[Dataset items]
──────────────────────────────
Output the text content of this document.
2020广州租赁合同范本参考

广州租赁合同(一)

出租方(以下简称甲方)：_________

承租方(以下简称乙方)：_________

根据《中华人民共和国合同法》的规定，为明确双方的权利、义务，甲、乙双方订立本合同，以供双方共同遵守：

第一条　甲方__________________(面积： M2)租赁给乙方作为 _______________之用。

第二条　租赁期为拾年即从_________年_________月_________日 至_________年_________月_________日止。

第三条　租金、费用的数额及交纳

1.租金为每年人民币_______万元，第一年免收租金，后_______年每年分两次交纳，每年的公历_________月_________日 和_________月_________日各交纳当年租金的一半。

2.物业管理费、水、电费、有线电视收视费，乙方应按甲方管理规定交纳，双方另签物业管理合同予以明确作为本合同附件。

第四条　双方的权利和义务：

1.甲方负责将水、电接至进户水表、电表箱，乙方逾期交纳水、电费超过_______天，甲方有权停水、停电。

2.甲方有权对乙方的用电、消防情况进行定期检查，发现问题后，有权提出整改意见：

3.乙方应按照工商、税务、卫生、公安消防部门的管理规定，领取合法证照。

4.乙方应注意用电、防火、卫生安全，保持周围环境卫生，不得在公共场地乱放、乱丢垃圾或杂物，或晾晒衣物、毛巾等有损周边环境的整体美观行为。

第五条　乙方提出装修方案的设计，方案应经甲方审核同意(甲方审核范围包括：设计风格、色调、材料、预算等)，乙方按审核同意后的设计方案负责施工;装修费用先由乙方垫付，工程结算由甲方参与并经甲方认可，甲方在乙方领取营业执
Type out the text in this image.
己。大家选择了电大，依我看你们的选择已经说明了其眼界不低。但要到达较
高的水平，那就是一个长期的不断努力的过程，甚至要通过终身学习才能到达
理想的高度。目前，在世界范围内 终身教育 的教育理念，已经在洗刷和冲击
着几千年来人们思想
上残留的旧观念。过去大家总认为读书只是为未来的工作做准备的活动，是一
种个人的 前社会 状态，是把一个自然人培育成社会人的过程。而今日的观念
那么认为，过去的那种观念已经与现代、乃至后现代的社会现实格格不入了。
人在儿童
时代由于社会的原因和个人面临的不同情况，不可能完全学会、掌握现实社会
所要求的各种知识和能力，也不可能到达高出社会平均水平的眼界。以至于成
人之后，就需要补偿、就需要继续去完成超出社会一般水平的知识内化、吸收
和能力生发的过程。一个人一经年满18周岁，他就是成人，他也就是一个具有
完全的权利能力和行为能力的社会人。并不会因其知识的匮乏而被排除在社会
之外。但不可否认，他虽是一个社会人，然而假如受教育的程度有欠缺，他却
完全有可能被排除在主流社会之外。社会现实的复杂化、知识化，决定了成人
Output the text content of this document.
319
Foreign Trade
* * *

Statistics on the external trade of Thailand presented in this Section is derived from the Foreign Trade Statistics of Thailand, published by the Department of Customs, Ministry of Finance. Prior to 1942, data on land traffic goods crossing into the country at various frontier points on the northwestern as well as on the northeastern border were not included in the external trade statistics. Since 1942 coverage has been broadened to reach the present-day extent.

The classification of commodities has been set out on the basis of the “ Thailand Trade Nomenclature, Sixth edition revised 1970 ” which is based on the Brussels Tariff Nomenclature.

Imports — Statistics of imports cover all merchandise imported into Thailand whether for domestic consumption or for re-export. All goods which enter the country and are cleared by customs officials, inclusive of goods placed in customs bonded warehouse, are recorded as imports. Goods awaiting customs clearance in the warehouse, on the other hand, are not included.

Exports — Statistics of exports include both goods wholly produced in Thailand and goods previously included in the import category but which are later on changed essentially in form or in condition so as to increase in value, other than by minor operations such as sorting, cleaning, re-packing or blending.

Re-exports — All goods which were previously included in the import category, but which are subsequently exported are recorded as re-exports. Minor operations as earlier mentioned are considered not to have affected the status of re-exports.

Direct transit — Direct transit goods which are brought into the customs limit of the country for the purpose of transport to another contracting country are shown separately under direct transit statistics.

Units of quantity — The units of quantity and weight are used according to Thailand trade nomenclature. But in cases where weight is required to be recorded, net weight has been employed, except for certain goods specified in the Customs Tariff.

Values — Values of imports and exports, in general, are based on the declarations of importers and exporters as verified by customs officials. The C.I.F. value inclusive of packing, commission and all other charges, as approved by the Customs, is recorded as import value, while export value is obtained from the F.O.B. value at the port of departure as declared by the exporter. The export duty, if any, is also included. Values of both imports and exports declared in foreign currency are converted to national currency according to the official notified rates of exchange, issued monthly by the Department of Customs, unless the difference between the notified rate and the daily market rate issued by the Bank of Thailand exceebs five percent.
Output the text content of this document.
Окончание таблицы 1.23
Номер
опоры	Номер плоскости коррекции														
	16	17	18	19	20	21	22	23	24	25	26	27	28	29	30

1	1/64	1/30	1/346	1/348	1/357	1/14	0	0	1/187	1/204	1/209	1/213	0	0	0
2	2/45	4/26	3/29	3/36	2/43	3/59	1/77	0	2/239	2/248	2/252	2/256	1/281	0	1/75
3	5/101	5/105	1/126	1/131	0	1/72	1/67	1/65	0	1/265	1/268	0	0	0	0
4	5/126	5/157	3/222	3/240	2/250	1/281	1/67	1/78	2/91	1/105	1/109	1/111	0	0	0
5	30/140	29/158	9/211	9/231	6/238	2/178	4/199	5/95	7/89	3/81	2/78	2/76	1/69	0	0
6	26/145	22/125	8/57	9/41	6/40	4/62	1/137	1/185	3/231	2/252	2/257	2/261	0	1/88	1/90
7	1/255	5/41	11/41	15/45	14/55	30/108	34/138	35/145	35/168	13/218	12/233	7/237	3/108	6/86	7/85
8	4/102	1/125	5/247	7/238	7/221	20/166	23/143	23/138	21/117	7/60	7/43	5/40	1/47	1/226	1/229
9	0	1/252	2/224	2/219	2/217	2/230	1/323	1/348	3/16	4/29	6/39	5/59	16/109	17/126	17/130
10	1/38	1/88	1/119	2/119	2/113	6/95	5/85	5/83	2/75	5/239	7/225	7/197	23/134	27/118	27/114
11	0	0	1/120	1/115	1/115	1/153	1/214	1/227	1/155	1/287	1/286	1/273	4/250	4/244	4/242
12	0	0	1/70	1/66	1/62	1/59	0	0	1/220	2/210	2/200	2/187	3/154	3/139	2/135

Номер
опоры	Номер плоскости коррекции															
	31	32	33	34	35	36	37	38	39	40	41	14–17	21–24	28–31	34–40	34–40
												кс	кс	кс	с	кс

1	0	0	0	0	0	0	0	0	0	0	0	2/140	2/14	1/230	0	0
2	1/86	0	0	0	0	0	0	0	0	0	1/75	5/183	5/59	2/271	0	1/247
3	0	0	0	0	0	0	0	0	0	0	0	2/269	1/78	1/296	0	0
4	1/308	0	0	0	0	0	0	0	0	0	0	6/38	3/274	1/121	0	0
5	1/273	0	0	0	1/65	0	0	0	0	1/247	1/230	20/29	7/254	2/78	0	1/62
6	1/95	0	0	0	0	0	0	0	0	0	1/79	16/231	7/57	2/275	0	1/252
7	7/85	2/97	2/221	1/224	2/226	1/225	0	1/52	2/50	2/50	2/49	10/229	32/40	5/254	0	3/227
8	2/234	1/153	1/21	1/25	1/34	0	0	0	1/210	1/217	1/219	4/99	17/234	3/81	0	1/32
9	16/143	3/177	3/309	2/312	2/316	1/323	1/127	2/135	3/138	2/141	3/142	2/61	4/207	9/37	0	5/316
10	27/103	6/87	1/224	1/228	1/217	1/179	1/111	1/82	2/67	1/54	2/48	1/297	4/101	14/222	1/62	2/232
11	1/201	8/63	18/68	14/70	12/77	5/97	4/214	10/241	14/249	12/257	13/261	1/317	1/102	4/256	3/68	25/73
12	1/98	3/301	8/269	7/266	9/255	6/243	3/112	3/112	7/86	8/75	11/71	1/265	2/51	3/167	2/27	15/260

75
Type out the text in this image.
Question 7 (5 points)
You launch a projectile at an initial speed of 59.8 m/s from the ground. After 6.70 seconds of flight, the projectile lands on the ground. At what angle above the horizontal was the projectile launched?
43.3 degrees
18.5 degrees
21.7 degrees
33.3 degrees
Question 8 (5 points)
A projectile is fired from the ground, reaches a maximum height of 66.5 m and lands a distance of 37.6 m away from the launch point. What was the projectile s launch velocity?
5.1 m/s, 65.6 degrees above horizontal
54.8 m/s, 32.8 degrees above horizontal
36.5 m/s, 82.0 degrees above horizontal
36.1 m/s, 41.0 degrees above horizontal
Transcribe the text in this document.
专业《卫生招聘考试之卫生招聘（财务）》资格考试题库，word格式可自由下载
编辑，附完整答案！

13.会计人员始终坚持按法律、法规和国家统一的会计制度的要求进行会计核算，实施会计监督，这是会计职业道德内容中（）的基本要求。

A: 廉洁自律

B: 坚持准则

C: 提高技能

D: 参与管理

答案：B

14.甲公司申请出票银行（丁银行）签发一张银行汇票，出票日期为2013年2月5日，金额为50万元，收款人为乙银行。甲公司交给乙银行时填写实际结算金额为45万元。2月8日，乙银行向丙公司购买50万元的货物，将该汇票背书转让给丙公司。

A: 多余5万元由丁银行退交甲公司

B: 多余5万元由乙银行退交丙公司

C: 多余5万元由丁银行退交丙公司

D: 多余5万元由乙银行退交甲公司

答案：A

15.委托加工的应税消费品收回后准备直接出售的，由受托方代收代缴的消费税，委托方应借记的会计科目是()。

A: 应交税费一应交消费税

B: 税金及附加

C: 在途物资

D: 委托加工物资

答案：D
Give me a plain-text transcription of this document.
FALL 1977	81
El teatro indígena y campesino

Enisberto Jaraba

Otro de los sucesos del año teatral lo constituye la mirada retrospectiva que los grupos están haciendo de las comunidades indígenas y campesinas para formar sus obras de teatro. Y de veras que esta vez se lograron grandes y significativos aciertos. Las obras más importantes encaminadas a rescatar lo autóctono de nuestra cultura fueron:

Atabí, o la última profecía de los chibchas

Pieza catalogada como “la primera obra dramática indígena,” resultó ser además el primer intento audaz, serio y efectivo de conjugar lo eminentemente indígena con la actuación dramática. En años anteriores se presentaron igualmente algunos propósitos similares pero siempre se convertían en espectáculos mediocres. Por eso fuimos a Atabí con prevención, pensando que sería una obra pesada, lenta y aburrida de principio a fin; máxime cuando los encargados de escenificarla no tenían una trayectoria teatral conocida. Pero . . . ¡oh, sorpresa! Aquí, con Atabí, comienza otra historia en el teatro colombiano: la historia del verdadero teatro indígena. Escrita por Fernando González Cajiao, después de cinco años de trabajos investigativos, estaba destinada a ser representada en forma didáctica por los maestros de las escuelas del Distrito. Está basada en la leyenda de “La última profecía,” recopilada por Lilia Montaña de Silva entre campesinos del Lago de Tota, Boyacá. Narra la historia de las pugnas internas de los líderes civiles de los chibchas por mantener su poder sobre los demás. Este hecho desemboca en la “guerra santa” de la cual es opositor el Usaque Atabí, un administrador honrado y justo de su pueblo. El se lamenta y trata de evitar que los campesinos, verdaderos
──────────────────────────────
INSTRUCTION. Check every line of the data, and copy the ones that contain "ground".

EXERCISE RESPONSE.
You launch a projectile at an initial speed of 59.8 m/s from the ground. After 6.70 seconds of flight, the projectile lands on the ground. At what angle above the horizontal was the projectile launched?
A projectile is fired from the ground, reaches a maximum height of 66.5 m and lands a distance of 37.6 m away from the launch point. What was the projectile s launch velocity?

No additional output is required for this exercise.